§ Given problem:
Copy everything in the data below exactly except the pictures.
Start of Material for this exercise
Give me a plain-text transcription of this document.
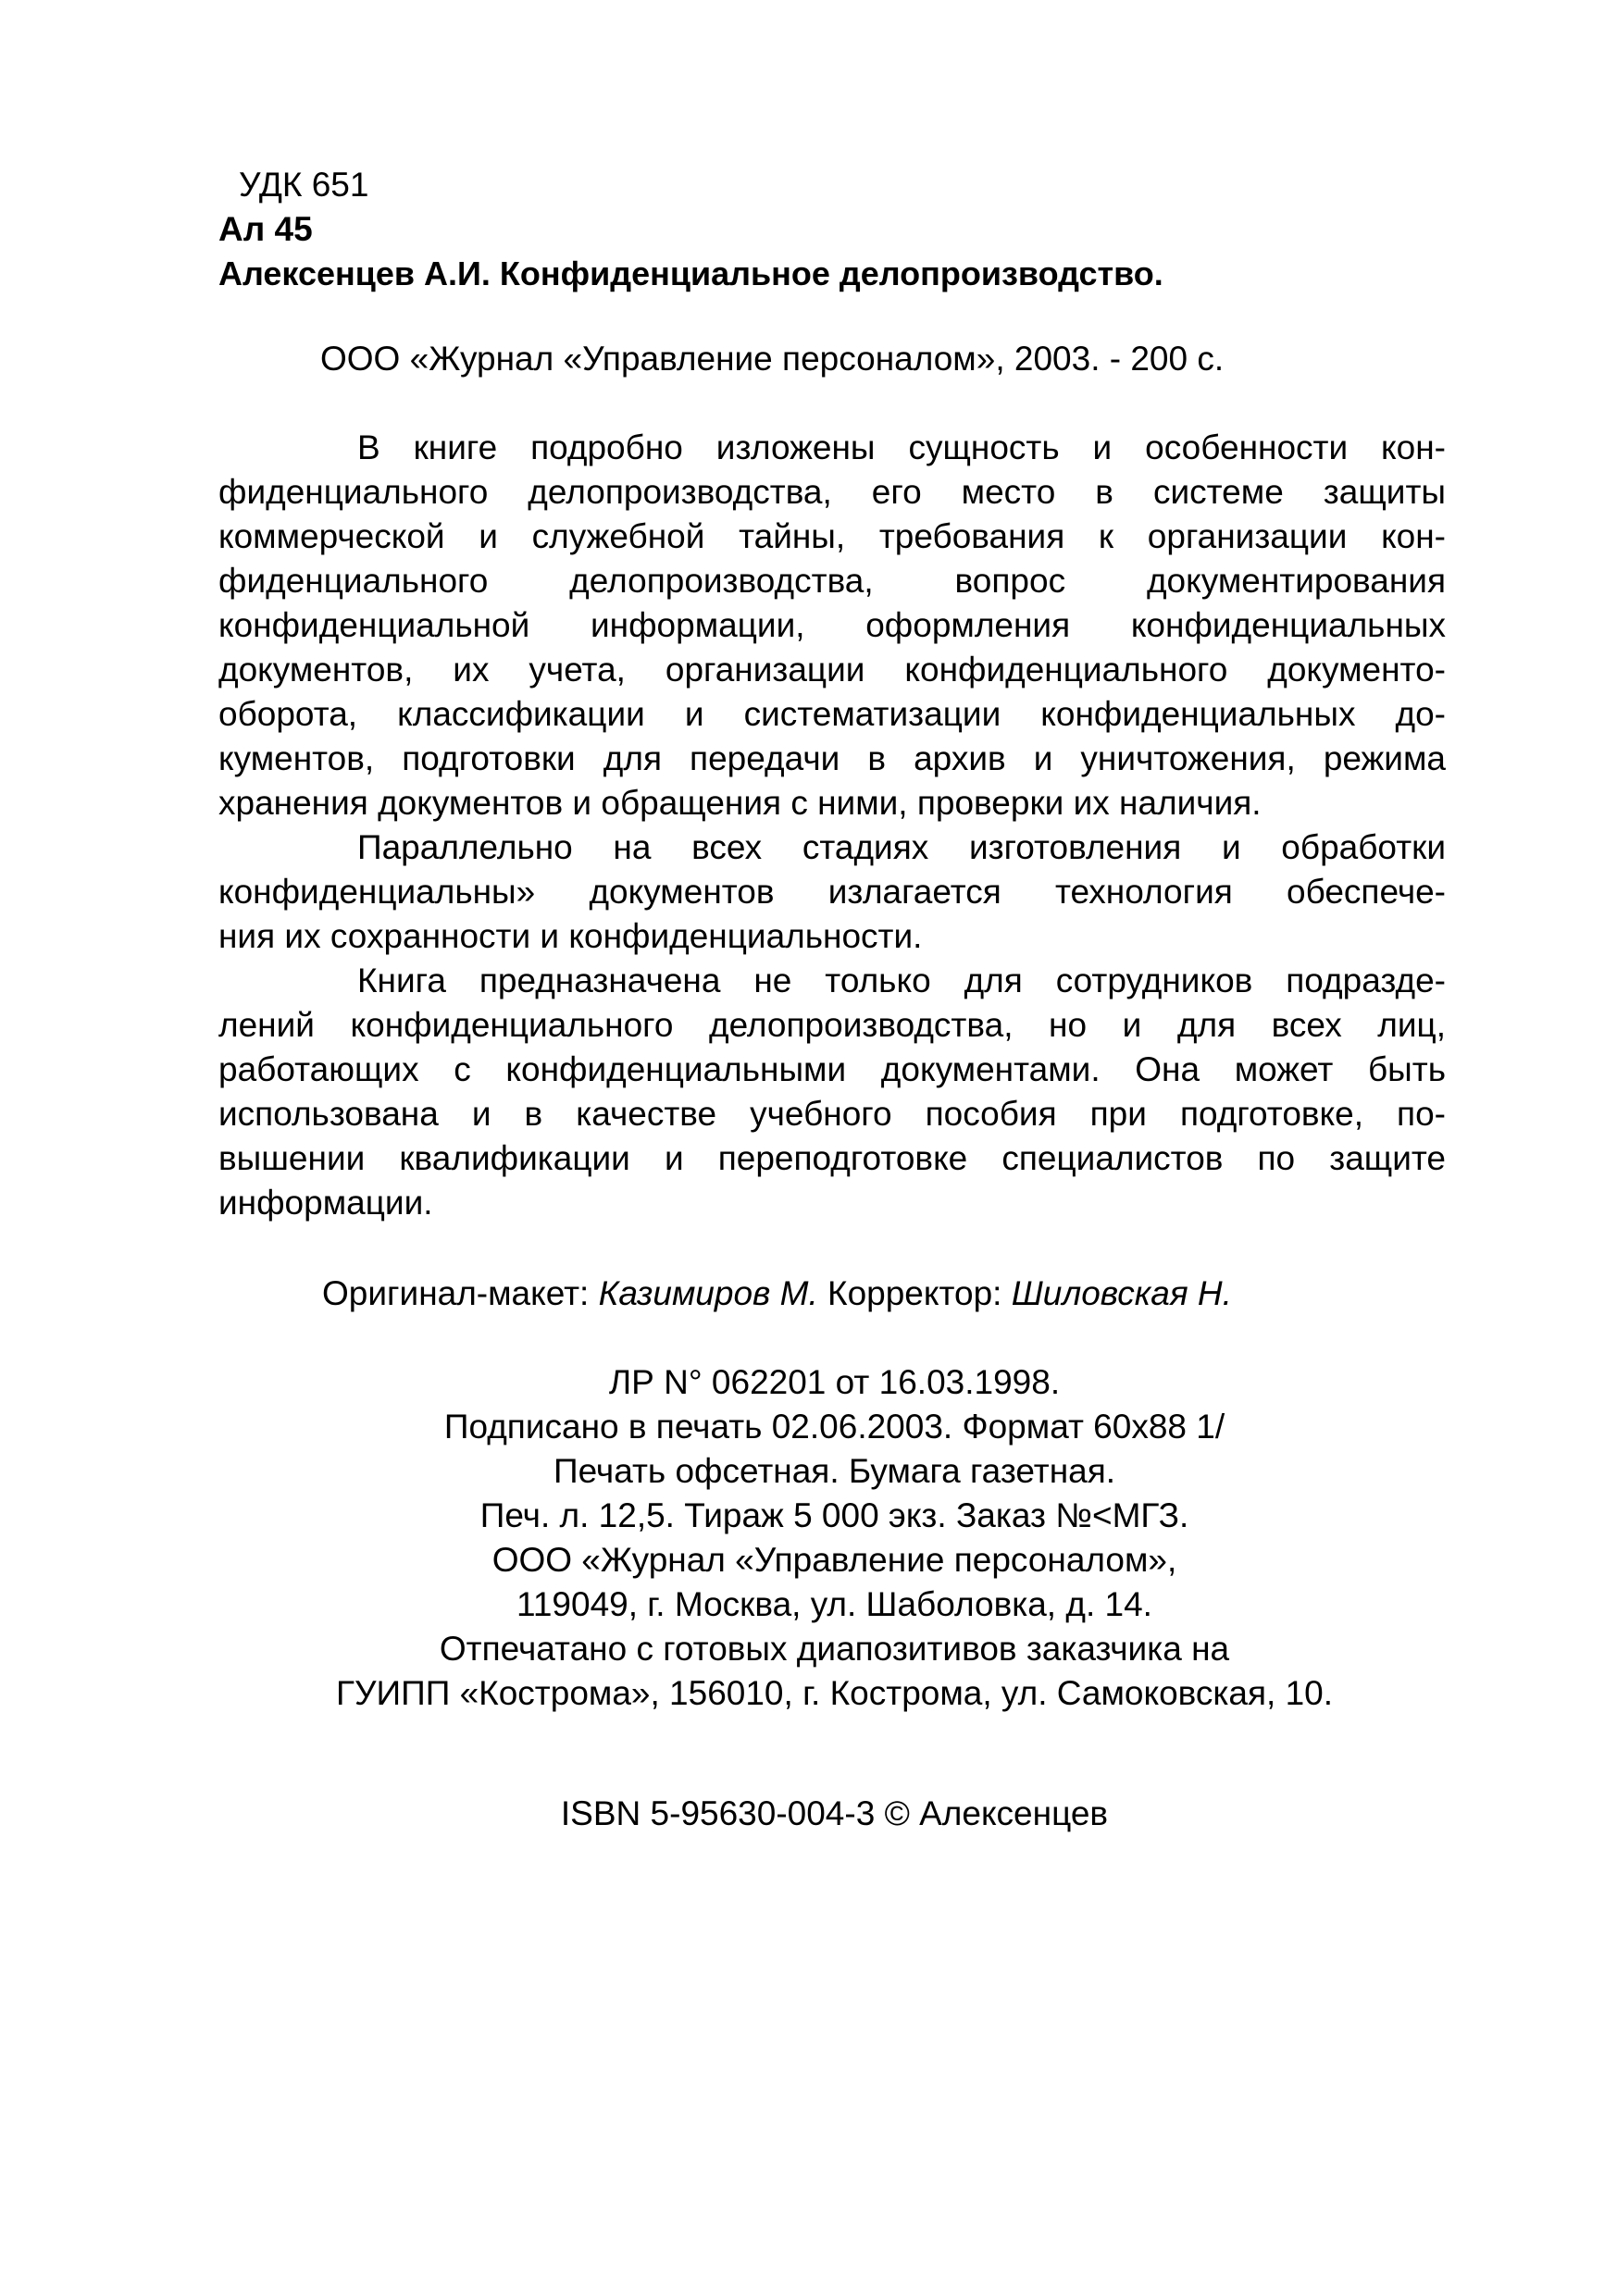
УДК 651
Ал 45
Алексенцев А.И. Конфиденциальное делопроизводство.
ООО «Журнал «Управление персоналом», 2003. - 200 с.
В книге подробно изложены сущность и особенности кон-
фиденциального делопроизводства, его место в системе защиты
коммерческой и служебной тайны, требования к организации кон-
фиденциального делопроизводства, вопрос документирования
конфиденциальной информации, оформления конфиденциальных
документов, их учета, организации конфиденциального документо-
оборота, классификации и систематизации конфиденциальных до-
кументов, подготовки для передачи в архив и уничтожения, режима
хранения документов и обращения с ними, проверки их наличия.
Параллельно на всех стадиях изготовления и обработки
конфиденциальны» документов излагается технология обеспече-
ния их сохранности и конфиденциальности.
Книга предназначена не только для сотрудников подразде-
лений конфиденциального делопроизводства, но и для всех лиц,
работающих с конфиденциальными документами. Она может быть
использована и в качестве учебного пособия при подготовке, по-
вышении квалификации и переподготовке специалистов по защите
информации.
Оригинал-макет: Казимиров М. Корректор: Шиловская Н.
ЛР N° 062201 от 16.03.1998.
Подписано в печать 02.06.2003. Формат 60x88 1/
Печать офсетная. Бумага газетная.
Печ. л. 12,5. Тираж 5 000 экз. Заказ №<МГЗ.
ООО «Журнал «Управление персоналом»,
119049, г. Москва, ул. Шаболовка, д. 14.
Отпечатано с готовых диапозитивов заказчика на
ГУИПП «Кострома», 156010, г. Кострома, ул. Самоковская, 10.
ISBN 5-95630-004-3 © Алексенцев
End of Material for this exercise
§ Solution to this problem:
Give me a plain-text transcription of this document.
УДК 651
Ал 45
Алексенцев А.И. Конфиденциальное делопроизводство.
ООО «Журнал «Управление персоналом», 2003. - 200 с.
В книге подробно изложены сущность и особенности кон-
фиденциального делопроизводства, его место в системе защиты
коммерческой и служебной тайны, требования к организации кон-
фиденциального делопроизводства, вопрос документирования
конфиденциальной информации, оформления конфиденциальных
документов, их учета, организации конфиденциального документо-
оборота, классификации и систематизации конфиденциальных до-
кументов, подготовки для передачи в архив и уничтожения, режима
хранения документов и обращения с ними, проверки их наличия.
Параллельно на всех стадиях изготовления и обработки
конфиденциальны» документов излагается технология обеспече-
ния их сохранности и конфиденциальности.
Книга предназначена не только для сотрудников подразде-
лений конфиденциального делопроизводства, но и для всех лиц,
работающих с конфиденциальными документами. Она может быть
использована и в качестве учебного пособия при подготовке, по-
вышении квалификации и переподготовке специалистов по защите
информации.
Оригинал-макет: Казимиров М. Корректор: Шиловская Н.
ЛР N° 062201 от 16.03.1998.
Подписано в печать 02.06.2003. Формат 60x88 1/
Печать офсетная. Бумага газетная.
Печ. л. 12,5. Тираж 5 000 экз. Заказ №<МГЗ.
ООО «Журнал «Управление персоналом»,
119049, г. Москва, ул. Шаболовка, д. 14.
Отпечатано с готовых диапозитивов заказчика на
ГУИПП «Кострома», 156010, г. Кострома, ул. Самоковская, 10.
ISBN 5-95630-004-3 © Алексенцев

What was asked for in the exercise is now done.